### Items listed in a dataset
··········
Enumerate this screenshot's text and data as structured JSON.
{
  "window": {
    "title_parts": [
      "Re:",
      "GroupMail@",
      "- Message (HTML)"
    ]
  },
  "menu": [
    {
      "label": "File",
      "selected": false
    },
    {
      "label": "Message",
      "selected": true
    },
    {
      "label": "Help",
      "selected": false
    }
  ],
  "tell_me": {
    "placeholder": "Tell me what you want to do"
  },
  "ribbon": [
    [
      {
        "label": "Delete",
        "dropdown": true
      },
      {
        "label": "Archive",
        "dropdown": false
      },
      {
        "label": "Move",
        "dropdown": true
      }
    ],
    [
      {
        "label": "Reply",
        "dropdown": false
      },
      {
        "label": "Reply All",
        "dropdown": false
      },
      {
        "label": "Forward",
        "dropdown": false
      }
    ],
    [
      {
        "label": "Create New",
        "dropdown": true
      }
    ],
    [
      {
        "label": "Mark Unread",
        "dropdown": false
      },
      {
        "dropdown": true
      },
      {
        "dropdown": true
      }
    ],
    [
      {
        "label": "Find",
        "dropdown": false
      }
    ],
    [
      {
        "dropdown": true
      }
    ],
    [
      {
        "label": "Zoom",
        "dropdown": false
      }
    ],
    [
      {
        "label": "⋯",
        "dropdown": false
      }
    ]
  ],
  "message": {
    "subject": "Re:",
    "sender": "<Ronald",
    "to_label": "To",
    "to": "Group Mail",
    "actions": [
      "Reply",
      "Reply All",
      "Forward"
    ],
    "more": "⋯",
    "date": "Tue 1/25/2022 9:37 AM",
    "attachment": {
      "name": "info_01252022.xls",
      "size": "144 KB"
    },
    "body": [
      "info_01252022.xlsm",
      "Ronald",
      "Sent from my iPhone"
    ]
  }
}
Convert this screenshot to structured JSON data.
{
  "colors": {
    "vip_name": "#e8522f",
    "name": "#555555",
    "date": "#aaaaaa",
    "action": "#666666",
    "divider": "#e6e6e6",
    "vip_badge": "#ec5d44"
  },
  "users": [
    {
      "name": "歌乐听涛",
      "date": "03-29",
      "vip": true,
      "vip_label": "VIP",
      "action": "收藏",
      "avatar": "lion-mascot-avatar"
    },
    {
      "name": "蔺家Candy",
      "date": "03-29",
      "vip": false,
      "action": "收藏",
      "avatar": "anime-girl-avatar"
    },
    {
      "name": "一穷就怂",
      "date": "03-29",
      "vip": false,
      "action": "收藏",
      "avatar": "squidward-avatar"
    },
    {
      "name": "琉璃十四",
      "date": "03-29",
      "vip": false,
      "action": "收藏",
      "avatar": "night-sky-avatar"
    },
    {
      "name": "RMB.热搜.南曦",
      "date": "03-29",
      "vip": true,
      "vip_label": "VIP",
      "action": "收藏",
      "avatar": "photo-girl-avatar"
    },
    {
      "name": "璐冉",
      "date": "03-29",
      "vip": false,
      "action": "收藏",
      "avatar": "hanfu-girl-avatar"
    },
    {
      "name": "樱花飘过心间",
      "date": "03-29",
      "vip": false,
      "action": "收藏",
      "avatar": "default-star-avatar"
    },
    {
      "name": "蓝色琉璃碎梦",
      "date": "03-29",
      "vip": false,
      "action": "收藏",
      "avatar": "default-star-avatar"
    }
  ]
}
··········
### Stated goal
For each line of the entries that includes "JSON", show that line.

### Right answer
Enumerate this screenshot's text and data as structured JSON.
Convert this screenshot to structured JSON data.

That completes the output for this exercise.